• **Required task**: Copy the rows from the line containing "risk-factor-section: [101, 424, 954, 735]" through the line containing "page-number: 34: [519, 1323, 536, 1340]", both lines included, and replace "interactable" with "clickable". Change nothing else.

• **Records to use**:

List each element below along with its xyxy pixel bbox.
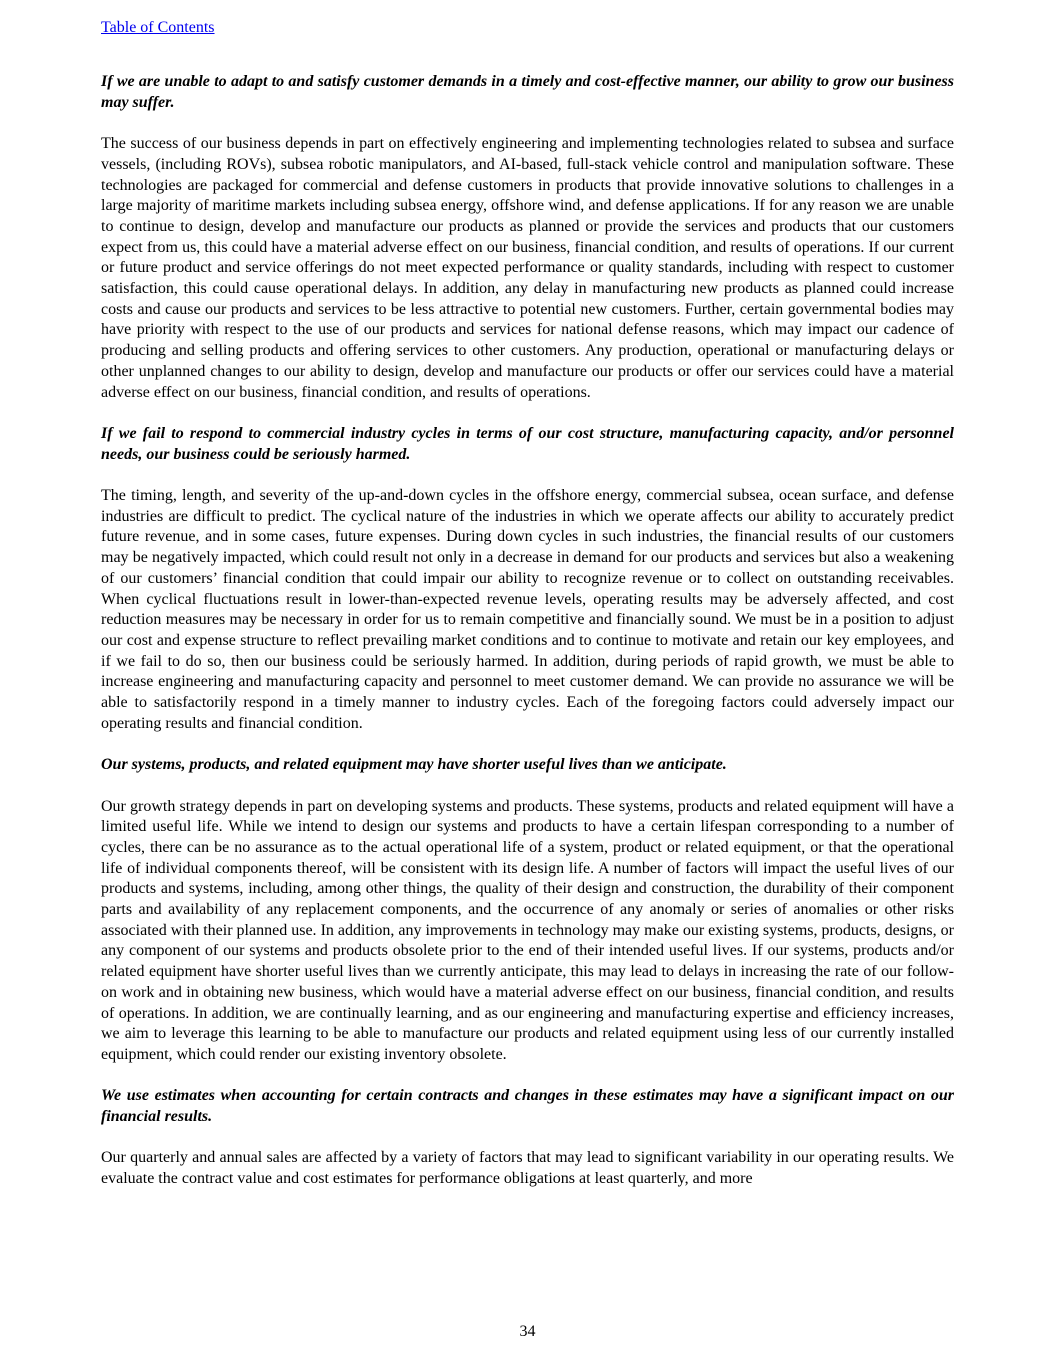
risk-factor-section: [101, 424, 954, 735]
table-of-contents-link[interactable]: Table of Contents: [101, 19, 215, 36]
page-number: 34: [519, 1323, 536, 1340]
section-body: Our growth strategy depends in part on developing systems and products. These systems, products and related equipment will have a limited useful life. While we intend to design our systems and products to have a certain lifespan corresponding to a number of cycles, there can be no assurance as to the actual operational life of a system, product or related equipment, or that the operational life of individual components thereof, will be consistent with its design life. A number of factors will impact the useful lives of our products and systems, including, among other things, the quality of their design and construction, the durability of their component parts and availability of any replacement components, and the occurrence of any anomaly or series of anomalies or other risks associated with their planned use. In addition, any improvements in technology may make our existing systems, products, designs, or any component of our systems and products obsolete prior to the end of their intended useful lives. If our systems, products and/or related equipment have shorter useful lives than we currently anticipate, this may lead to delays in increasing the rate of our follow-on work and in obtaining new business, which would have a material adverse effect on our business, financial condition, and results of operations. In addition, we are continually learning, and as our engineering and manufacturing expertise and efficiency increases, we aim to leverage this learning to be able to manufacture our products and related equipment using less of our currently installed equipment, which could render our existing inventory obsolete.: [101, 797, 954, 1063]
document-page: [101, 18, 954, 1211]
section-heading: If we fail to respond to commercial industry cycles in terms of our cost structure, manufacturing capacity, and/or personnel needs, our business could be seriously harmed.: [101, 424, 954, 463]
section-body: Our quarterly and annual sales are affected by a variety of factors that may lead to significant variability in our operating results. We evaluate the contract value and cost estimates for performance obligations at least quarterly, and more: [101, 1149, 954, 1188]
section-body: The timing, length, and severity of the up-and-down cycles in the offshore energy, commercial subsea, ocean surface, and defense industries are difficult to predict. The cyclical nature of the industries in which we operate affects our ability to accurately predict future revenue, and in some cases, future expenses. During down cycles in such industries, the financial results of our customers may be negatively impacted, which could result not only in a decrease in demand for our products and services but also a weakening of our customers’ financial condition that could impair our ability to recognize revenue or to collect on outstanding receivables. When cyclical fluctuations result in lower-than-expected revenue levels, operating results may be adversely affected, and cost reduction measures may be necessary in order for us to remain competitive and financially sound. We must be in a position to adjust our cost and expense structure to reflect prevailing market conditions and to continue to motivate and retain our key employees, and if we fail to do so, then our business could be seriously harmed. In addition, during periods of rapid growth, we must be able to increase engineering and manufacturing capacity and personnel to meet customer demand. We can provide no assurance we will be able to satisfactorily respond in a timely manner to industry cycles. Each of the foregoing factors could adversely impact our operating results and financial condition.: [101, 487, 954, 732]
section-heading: Our systems, products, and related equipment may have shorter useful lives than we anticipate.: [101, 756, 727, 774]
section-heading: If we are unable to adapt to and satisfy customer demands in a timely and cost-effective manner, our ability to grow our business may suffer.: [101, 73, 954, 111]
risk-factor-section: [101, 1086, 954, 1190]
section-heading: We use estimates when accounting for certain contracts and changes in these estimates may have a significant impact on our financial results.: [101, 1087, 954, 1126]
section-body: The success of our business depends in part on effectively engineering and implementing technologies related to subsea and surface vessels, (including ROVs), subsea robotic manipulators, and AI-based, full-stack vehicle control and manipulation software. These technologies are packaged for commercial and defense customers in products that provide innovative solutions to challenges in a large majority of maritime markets including subsea energy, offshore wind, and defense applications. If for any reason we are unable to continue to design, develop and manufacture our products as planned or provide the services and products that our customers expect from us, this could have a material adverse effect on our business, financial condition, and results of operations. If our current or future product and service offerings do not meet expected performance or quality standards, including with respect to customer satisfaction, this could cause operational delays. In addition, any delay in manufacturing new products as planned could increase costs and cause our products and services to be less attractive to potential new customers. Further, certain governmental bodies may have priority with respect to the use of our products and services for national defense reasons, which may impact our cadence of producing and selling products and offering services to other customers. Any production, operational or manufacturing delays or other unplanned changes to our ability to design, develop and manufacture our products or offer our services could have a material adverse effect on our business, financial condition, and results of operations.: [101, 135, 954, 401]
risk-factor-section: [101, 72, 954, 403]
risk-factor-section: [101, 755, 954, 1066]
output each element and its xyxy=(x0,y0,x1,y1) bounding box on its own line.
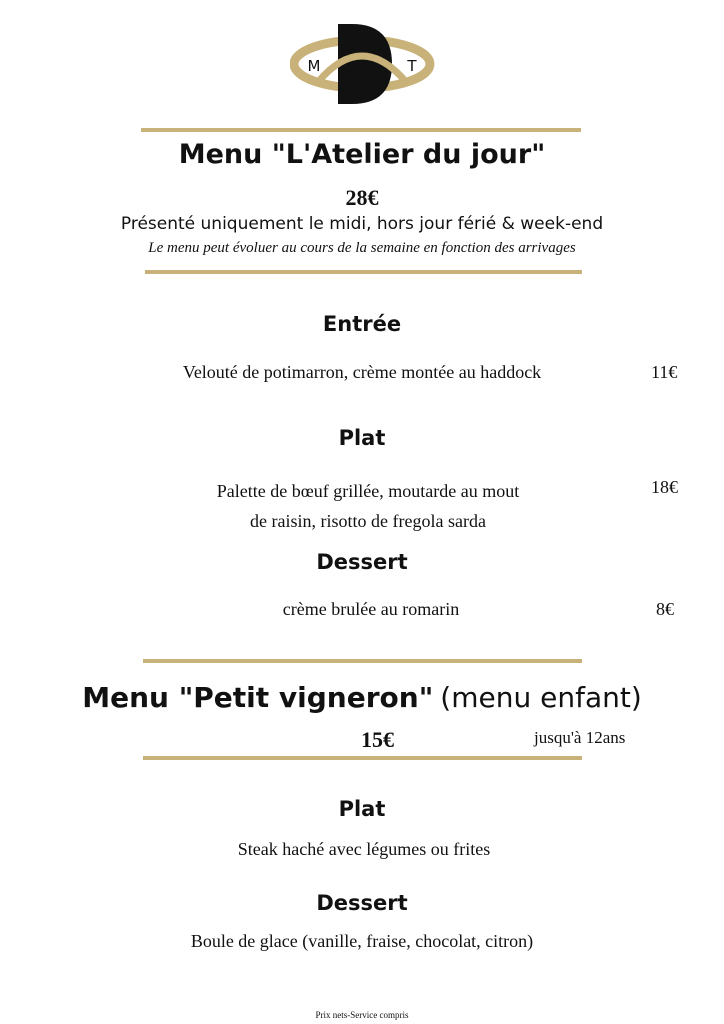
dish-dessert: crème brulée au romarin xyxy=(282,599,460,619)
menu2-price: 15€ xyxy=(361,727,394,752)
menu1-header-divider xyxy=(145,270,582,274)
restaurant-logo xyxy=(290,18,435,110)
menu2-dish-dessert: Boule de glace (vanille, fraise, chocolat, citron) xyxy=(190,931,534,951)
menu2-section-heading-plat: Plat xyxy=(338,797,386,821)
footer-note: Prix nets-Service compris xyxy=(315,1010,409,1020)
price-entree: 11€ xyxy=(651,362,678,382)
menu2-title-main: Menu "Petit vigneron" xyxy=(82,681,434,714)
price-dessert: 8€ xyxy=(656,599,674,619)
price-plat: 18€ xyxy=(651,477,678,497)
section-heading-plat: Plat xyxy=(338,426,386,450)
menu2-title xyxy=(0,681,724,715)
dish-plat-line2: de raisin, risotto de fregola sarda xyxy=(250,511,486,531)
menu1-title: Menu "L'Atelier du jour" xyxy=(178,139,546,170)
menu1-price: 28€ xyxy=(345,185,379,210)
menu2-section-heading-dessert: Dessert xyxy=(316,891,408,915)
dish-plat-line1: Palette de bœuf grillée, moutarde au mout xyxy=(216,481,520,501)
menu1-subtitle: Présenté uniquement le midi, hors jour férié & week-end xyxy=(120,214,604,234)
section-heading-entree: Entrée xyxy=(322,312,402,336)
top-divider xyxy=(141,128,581,132)
logo-emblem-icon xyxy=(290,18,435,110)
menu2-dish-plat: Steak haché avec légumes ou frites xyxy=(237,839,491,859)
logo-letter-left: M xyxy=(307,57,321,75)
menu2-age-note: jusqu'à 12ans xyxy=(534,728,626,747)
logo-letter-right: T xyxy=(407,57,417,75)
menu1-note: Le menu peut évoluer au cours de la semaine en fonction des arrivages xyxy=(148,240,576,256)
menu2-top-divider xyxy=(143,659,582,663)
dish-entree: Velouté de potimarron, crème montée au haddock xyxy=(182,362,542,382)
section-heading-dessert: Dessert xyxy=(316,550,408,574)
menu2-header-divider xyxy=(143,756,582,760)
menu2-title-subtitle: (menu enfant) xyxy=(440,681,642,714)
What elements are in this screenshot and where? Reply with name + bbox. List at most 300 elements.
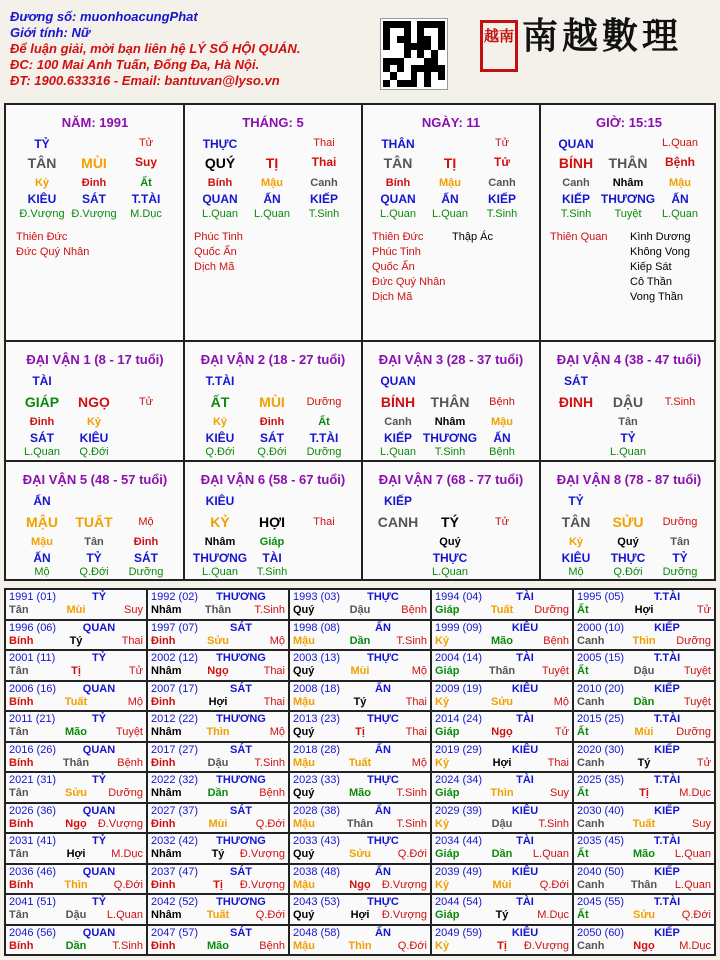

• **Final result**:
risk-factor-section: [101, 424, 954, 735]
table-of-contents-link[clickable]: Table of Contents: [101, 19, 215, 36]
page-number: 34: [519, 1323, 536, 1340]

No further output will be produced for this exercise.